(Figure content listings)
========

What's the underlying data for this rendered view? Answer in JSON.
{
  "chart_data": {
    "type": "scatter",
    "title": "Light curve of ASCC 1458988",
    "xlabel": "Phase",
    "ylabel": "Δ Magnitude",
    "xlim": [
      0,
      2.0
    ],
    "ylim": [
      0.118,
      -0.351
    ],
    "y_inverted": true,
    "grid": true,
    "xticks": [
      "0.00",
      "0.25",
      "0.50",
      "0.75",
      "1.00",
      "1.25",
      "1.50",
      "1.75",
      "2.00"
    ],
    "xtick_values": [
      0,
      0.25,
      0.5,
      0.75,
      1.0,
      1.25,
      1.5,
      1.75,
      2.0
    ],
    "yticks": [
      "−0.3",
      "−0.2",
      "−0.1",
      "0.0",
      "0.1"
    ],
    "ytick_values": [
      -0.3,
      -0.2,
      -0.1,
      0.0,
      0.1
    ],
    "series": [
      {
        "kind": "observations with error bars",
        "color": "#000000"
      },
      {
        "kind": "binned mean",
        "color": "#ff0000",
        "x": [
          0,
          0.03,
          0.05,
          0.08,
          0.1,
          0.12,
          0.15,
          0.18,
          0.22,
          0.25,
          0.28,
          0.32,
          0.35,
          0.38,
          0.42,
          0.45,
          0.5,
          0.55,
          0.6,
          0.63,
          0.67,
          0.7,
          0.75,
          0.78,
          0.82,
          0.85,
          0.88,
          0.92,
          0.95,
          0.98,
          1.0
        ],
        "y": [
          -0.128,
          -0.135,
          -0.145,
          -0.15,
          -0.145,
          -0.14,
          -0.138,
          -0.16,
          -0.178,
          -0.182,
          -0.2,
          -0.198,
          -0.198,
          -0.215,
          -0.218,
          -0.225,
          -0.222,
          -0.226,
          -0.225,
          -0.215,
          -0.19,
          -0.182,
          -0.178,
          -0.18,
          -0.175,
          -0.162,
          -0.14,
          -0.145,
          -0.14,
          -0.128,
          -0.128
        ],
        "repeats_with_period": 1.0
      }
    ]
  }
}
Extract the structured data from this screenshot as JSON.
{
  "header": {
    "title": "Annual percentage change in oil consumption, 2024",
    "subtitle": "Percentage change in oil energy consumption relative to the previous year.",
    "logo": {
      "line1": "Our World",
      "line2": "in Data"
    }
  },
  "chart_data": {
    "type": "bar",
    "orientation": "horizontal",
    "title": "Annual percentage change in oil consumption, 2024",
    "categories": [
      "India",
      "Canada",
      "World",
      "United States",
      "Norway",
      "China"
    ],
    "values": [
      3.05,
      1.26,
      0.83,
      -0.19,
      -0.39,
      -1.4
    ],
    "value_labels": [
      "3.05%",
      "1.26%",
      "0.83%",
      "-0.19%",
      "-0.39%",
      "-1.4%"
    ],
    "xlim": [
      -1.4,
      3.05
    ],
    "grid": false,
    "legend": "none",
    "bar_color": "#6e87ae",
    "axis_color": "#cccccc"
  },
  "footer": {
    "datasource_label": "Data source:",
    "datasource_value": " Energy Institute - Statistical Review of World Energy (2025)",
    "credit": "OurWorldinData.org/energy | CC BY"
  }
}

========

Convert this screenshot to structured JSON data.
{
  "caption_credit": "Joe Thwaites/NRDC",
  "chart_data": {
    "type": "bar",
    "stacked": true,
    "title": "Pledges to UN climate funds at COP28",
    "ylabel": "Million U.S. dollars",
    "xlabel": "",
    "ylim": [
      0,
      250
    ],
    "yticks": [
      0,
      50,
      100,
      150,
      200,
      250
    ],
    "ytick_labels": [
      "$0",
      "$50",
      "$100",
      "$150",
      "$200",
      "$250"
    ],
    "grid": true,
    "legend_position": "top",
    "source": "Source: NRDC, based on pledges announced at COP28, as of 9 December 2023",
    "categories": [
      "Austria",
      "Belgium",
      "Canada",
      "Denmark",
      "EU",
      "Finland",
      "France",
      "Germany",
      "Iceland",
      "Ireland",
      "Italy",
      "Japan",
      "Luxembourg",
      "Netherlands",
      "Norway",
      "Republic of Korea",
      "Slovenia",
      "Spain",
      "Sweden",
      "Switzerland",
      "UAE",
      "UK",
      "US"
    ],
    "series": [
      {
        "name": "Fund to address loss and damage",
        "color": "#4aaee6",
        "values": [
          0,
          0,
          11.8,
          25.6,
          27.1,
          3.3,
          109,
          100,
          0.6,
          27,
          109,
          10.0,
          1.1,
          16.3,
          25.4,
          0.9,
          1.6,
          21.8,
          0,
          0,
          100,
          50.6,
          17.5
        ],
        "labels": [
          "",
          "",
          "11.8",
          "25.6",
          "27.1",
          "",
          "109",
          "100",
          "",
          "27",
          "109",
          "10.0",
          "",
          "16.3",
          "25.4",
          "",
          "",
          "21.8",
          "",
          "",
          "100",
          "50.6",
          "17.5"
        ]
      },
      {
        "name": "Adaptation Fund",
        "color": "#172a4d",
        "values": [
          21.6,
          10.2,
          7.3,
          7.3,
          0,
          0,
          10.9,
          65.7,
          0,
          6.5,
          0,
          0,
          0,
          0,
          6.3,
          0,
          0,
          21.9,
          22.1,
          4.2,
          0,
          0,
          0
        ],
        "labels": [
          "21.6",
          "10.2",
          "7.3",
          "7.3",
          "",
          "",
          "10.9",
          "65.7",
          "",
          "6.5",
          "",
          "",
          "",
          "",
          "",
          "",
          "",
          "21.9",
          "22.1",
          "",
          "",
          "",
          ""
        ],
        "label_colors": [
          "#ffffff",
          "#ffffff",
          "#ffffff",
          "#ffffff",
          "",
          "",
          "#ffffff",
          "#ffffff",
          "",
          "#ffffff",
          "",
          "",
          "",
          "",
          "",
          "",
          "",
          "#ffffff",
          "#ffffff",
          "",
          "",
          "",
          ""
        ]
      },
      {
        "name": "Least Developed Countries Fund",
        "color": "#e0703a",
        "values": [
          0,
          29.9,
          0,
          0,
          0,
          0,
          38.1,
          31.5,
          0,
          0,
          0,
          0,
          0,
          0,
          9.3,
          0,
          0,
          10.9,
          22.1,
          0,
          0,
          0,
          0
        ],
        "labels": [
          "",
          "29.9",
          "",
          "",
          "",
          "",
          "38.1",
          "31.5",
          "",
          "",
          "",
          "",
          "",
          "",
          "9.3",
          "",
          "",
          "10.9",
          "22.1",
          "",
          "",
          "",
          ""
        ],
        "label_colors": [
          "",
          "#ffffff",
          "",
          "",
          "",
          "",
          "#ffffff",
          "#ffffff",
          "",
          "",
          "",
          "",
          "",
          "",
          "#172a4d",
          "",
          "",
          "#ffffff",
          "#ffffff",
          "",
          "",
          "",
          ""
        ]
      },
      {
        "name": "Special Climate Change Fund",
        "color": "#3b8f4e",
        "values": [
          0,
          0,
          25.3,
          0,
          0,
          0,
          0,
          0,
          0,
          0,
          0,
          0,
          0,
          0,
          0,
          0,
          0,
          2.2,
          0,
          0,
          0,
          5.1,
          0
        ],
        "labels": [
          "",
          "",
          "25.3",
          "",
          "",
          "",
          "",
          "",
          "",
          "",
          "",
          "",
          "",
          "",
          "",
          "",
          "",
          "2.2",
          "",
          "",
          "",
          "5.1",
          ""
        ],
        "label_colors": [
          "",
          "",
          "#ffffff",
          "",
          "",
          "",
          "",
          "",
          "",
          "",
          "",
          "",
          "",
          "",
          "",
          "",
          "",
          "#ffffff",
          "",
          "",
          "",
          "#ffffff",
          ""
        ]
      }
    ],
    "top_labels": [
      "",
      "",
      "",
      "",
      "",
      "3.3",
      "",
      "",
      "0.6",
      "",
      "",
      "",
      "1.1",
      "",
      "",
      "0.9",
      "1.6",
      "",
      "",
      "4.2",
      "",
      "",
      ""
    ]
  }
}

========

**What the exercise asks:** In the entries above, identify every line with the string "this".

**Result below:**
What's the underlying data for this rendered view? Answer in JSON.
Extract the structured data from this screenshot as JSON.
Convert this screenshot to structured JSON data.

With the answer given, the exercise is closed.